* **DOCUMENT EXTRACT**
• • •

Meeting a Burning Need
Date: September 1, 2012
In January 2009, on the outskirts of Nairobi, an overturned tanker gushed thousands of gallons of gasoline, attracting a crowd that attempted to collect the spilt fuel. Nearly 100 died in the explosion that ensued, and almost twice as many sustained burn injuries, inundating local hospitals that were ill-equipped for the catastrophe.
As part of a Johns Hopkins Burn Center team deployed to help, director Stephen Milner witnessed firsthand the human devastation—inspiring him to seek an effective way to teach others how to properly care for burn victims. The result? A mobile application that is now available online for medical students and physicians.
The Burn Center product is among a fast-growing number of mobile apps being developed throughout Johns Hopkins to provide health and medical information to physicians, medical students, emergency medicine personnel, and global health workers.

• • •

* **INFORMATION PROVIDED**

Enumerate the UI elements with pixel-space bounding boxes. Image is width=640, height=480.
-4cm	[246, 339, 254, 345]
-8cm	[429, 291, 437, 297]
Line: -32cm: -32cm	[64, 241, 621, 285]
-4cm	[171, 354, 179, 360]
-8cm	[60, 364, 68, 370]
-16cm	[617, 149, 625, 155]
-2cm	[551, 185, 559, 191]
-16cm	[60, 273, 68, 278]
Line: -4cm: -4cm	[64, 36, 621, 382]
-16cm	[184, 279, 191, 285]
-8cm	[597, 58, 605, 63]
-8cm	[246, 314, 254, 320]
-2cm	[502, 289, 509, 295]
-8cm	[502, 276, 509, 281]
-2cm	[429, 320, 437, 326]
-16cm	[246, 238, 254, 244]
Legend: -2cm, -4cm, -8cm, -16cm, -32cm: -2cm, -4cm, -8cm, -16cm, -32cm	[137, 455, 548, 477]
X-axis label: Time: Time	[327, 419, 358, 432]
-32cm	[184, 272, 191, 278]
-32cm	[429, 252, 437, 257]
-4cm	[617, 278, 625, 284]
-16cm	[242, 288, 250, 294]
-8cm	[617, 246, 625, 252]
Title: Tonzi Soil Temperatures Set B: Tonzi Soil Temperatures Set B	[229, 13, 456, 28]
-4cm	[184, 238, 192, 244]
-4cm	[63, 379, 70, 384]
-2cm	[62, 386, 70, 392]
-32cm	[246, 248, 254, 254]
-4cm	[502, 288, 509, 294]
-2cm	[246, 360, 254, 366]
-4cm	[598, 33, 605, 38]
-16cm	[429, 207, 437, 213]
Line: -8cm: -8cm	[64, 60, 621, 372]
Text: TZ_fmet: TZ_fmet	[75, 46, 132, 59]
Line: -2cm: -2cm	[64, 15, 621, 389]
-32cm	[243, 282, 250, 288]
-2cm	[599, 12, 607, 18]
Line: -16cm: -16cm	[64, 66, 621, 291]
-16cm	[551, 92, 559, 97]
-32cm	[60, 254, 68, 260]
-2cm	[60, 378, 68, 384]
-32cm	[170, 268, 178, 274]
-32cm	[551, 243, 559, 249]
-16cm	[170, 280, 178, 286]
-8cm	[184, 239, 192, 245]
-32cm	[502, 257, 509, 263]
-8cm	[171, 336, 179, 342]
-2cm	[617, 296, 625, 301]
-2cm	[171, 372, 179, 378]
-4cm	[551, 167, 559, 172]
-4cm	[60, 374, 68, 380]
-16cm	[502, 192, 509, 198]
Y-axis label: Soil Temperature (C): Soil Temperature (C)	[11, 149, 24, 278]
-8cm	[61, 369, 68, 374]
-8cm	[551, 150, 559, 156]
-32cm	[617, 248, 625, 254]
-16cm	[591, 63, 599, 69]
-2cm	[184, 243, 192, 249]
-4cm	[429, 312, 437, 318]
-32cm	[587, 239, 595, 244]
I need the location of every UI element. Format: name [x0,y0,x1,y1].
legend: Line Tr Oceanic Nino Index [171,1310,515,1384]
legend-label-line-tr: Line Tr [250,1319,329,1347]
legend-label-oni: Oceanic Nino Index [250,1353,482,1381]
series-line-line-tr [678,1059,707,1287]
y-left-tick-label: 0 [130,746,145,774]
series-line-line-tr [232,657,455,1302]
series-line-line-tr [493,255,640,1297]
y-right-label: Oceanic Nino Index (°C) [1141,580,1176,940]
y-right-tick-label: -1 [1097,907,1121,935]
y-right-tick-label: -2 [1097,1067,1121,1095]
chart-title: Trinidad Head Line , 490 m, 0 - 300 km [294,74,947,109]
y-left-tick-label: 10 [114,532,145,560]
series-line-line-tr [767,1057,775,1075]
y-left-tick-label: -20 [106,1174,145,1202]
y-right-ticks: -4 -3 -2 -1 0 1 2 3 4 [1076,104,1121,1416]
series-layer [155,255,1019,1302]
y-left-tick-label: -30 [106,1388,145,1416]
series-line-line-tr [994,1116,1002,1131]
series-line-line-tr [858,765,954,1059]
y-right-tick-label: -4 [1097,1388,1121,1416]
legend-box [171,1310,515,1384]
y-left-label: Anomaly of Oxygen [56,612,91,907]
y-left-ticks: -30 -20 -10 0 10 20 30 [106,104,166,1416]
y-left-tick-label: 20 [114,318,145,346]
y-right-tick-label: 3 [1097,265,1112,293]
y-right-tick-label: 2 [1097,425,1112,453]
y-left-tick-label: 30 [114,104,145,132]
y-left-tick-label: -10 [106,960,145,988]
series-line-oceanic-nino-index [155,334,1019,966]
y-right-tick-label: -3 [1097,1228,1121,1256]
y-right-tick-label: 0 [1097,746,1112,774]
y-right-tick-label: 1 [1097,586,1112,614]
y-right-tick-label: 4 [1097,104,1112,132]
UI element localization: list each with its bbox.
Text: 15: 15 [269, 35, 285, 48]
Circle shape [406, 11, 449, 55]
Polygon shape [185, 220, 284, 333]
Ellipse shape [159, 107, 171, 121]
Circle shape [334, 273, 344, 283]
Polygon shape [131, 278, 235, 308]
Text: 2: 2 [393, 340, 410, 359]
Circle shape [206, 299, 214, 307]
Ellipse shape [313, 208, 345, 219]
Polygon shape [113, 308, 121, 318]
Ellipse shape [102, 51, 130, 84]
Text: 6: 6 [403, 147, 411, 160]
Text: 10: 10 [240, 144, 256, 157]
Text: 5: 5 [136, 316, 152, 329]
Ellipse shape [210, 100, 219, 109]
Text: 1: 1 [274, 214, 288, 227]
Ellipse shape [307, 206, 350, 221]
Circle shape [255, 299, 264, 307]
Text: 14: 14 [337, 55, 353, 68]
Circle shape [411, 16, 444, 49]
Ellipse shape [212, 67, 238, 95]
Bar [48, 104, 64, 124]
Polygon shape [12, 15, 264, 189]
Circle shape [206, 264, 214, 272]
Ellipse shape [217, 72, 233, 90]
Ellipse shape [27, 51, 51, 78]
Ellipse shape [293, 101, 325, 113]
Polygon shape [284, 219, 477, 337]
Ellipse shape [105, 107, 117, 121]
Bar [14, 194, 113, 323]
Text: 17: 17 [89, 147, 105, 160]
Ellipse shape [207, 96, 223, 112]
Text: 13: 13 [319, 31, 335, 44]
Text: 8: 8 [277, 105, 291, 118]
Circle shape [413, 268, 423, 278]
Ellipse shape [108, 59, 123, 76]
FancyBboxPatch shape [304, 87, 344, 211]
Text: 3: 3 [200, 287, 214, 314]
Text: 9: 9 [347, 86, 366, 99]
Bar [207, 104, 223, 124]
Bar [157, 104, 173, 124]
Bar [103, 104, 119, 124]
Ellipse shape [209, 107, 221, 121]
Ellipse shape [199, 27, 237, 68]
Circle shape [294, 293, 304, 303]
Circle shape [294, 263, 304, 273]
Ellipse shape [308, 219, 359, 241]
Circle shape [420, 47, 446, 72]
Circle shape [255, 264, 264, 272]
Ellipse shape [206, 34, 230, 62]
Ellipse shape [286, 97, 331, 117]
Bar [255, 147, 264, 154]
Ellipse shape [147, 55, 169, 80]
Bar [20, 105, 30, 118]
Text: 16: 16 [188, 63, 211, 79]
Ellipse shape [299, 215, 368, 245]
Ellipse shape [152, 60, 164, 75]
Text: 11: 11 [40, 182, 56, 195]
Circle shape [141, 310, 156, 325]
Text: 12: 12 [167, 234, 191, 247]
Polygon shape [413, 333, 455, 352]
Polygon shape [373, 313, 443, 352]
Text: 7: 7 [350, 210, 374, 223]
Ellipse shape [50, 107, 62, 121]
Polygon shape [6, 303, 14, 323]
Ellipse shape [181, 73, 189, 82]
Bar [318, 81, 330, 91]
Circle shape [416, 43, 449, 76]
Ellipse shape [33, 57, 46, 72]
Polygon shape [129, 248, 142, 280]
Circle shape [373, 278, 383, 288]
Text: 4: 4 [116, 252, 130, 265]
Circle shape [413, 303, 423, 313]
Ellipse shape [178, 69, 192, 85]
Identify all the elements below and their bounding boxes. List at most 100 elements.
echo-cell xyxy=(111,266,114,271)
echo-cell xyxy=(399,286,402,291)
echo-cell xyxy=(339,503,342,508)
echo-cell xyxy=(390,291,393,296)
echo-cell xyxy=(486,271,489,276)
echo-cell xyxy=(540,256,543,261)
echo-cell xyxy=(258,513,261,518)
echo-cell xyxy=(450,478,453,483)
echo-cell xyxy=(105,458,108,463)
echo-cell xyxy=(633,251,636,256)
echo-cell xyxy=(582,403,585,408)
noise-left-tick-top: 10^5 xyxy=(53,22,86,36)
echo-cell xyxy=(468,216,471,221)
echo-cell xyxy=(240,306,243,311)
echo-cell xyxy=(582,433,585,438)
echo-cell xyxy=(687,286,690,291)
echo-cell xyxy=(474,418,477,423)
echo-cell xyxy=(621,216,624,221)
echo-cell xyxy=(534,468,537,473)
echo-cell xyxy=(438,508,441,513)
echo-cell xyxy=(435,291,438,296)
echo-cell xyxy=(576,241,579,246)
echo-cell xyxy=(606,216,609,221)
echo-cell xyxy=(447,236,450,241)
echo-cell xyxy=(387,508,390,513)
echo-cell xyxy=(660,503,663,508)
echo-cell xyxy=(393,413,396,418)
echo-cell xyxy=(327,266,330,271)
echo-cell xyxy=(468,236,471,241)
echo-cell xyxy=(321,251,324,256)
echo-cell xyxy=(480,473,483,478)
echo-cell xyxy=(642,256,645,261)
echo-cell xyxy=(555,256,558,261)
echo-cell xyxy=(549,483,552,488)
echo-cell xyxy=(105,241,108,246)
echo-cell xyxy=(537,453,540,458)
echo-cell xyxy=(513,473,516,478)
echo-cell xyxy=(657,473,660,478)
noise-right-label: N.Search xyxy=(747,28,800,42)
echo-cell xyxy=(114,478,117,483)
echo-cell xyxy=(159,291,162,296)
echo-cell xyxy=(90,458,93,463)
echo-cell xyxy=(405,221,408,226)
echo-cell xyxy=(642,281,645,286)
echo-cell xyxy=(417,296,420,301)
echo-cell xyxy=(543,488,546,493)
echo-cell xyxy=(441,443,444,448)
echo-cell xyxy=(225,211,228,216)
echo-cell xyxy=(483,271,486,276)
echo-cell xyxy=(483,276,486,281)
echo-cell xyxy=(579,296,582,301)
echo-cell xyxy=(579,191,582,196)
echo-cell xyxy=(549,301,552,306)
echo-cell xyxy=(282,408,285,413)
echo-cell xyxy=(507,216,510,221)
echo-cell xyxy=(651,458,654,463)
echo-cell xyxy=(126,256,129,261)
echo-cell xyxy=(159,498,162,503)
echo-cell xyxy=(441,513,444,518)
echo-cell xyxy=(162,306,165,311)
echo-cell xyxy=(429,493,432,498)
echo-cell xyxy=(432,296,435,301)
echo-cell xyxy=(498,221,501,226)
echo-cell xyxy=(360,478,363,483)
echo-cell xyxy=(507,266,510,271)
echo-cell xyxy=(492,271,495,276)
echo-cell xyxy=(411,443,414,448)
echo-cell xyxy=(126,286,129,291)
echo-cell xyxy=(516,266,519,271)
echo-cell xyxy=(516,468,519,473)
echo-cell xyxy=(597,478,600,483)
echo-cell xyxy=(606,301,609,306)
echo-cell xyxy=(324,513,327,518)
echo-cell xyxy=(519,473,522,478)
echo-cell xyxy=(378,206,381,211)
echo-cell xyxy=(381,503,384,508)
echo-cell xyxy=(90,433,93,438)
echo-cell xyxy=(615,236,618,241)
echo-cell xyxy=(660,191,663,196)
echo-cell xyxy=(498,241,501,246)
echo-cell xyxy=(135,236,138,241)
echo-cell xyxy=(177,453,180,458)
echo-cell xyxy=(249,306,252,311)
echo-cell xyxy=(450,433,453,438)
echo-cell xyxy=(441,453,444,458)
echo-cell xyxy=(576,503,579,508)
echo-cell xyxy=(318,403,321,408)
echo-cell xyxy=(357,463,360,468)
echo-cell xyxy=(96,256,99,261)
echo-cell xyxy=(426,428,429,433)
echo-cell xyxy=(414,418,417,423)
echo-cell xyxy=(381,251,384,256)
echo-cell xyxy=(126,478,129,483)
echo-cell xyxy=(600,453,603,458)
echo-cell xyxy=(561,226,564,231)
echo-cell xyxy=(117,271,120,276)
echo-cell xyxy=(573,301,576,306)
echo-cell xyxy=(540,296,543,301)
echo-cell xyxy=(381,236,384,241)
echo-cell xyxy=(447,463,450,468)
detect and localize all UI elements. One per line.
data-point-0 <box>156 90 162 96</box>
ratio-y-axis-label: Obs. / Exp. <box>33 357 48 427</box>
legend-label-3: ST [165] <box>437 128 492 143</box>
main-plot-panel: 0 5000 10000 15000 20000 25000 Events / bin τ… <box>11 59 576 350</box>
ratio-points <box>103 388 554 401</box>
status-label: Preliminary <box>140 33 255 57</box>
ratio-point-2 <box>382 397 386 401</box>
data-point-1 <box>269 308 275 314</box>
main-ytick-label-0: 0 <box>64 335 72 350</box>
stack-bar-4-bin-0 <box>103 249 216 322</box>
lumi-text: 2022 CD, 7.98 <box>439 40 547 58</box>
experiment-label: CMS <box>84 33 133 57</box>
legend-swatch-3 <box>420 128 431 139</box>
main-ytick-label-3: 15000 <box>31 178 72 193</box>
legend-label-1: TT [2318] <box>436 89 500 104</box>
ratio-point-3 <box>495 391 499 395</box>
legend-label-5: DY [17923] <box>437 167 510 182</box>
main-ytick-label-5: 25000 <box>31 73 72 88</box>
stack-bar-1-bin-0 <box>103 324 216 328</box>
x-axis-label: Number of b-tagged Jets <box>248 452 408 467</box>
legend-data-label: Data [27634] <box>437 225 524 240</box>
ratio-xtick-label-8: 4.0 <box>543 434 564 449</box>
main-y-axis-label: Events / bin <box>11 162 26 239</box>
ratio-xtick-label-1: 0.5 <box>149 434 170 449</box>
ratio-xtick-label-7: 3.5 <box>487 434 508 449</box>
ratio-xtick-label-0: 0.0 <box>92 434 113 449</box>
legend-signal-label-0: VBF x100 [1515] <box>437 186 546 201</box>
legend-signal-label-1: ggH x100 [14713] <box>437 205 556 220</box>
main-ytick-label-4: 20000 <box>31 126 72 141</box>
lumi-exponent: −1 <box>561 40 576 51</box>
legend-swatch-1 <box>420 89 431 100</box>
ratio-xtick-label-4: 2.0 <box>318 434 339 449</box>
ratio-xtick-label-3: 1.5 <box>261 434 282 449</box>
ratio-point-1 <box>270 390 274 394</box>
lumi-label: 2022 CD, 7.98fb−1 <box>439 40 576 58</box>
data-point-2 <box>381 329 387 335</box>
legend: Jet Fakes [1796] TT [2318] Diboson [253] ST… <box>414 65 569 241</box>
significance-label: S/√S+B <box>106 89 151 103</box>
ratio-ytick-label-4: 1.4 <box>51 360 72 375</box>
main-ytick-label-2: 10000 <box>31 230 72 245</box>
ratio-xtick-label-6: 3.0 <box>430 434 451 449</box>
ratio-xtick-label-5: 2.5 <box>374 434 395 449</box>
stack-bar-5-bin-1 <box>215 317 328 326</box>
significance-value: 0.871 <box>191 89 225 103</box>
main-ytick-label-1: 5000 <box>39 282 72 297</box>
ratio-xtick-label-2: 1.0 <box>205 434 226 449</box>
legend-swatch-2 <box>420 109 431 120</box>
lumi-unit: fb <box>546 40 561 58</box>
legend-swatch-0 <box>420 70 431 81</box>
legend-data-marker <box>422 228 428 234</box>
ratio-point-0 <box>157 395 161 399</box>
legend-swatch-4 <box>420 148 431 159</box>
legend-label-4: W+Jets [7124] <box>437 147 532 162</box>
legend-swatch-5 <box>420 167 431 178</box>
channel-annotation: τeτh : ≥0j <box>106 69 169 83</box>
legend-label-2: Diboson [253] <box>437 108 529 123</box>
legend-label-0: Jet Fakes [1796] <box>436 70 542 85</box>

• • •

* **EXERCISE AIM**
For the article "Meeting a Burning Need," decide whether each statement agrees with it, answering yes or no and quoting the deciding words: (a) the tanker accident happened in January 2009 near Nairobi; (b) more people died in the explosion than suffered burn injuries; (c) the burn care mobile application is available only to emergency medicine personnel.

* **RESPONSE TO THIS TASK**
(a) Yes: "In January 2009, on the outskirts of Nairobi, an overturned tanker gushed thousands of gallons of gasoline"
(b) No: "Nearly 100 died in the explosion that ensued, and almost twice as many sustained burn injuries"
(c) No: "A mobile application that is now available online for medical students and physicians"